--- BEGIN Extracted information ---

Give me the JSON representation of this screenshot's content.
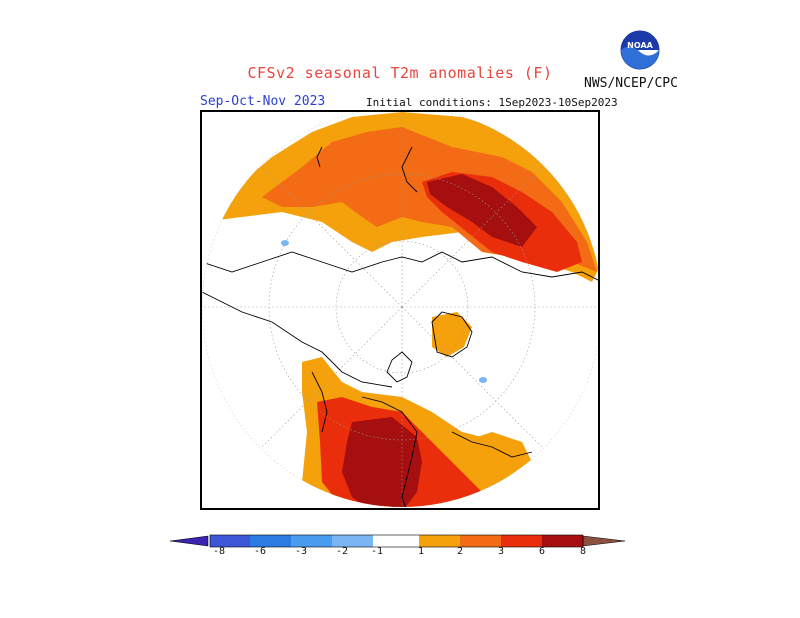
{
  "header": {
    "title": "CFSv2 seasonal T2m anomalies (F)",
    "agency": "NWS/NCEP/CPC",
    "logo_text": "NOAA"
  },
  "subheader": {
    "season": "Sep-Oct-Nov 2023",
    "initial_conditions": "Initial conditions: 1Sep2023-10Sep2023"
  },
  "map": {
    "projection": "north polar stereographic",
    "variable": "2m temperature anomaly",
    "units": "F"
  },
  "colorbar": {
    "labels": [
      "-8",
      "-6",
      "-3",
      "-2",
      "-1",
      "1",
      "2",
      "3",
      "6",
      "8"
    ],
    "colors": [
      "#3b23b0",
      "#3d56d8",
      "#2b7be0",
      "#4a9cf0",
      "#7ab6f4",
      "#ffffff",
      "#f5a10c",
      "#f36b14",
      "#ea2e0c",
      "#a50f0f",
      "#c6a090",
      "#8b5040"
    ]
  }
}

--- END Extracted information ---

• **Work to be completed**:
Every record is to be reproduced exactly, with no pictures included.

• **Task output**:
Give me the JSON representation of this screenshot's content.
{
  "header": {
    "title": "CFSv2 seasonal T2m anomalies (F)",
    "agency": "NWS/NCEP/CPC",
    "logo_text": "NOAA"
  },
  "subheader": {
    "season": "Sep-Oct-Nov 2023",
    "initial_conditions": "Initial conditions: 1Sep2023-10Sep2023"
  },
  "map": {
    "projection": "north polar stereographic",
    "variable": "2m temperature anomaly",
    "units": "F"
  },
  "colorbar": {
    "labels": [
      "-8",
      "-6",
      "-3",
      "-2",
      "-1",
      "1",
      "2",
      "3",
      "6",
      "8"
    ],
    "colors": [
      "#3b23b0",
      "#3d56d8",
      "#2b7be0",
      "#4a9cf0",
      "#7ab6f4",
      "#ffffff",
      "#f5a10c",
      "#f36b14",
      "#ea2e0c",
      "#a50f0f",
      "#c6a090",
      "#8b5040"
    ]
  }
}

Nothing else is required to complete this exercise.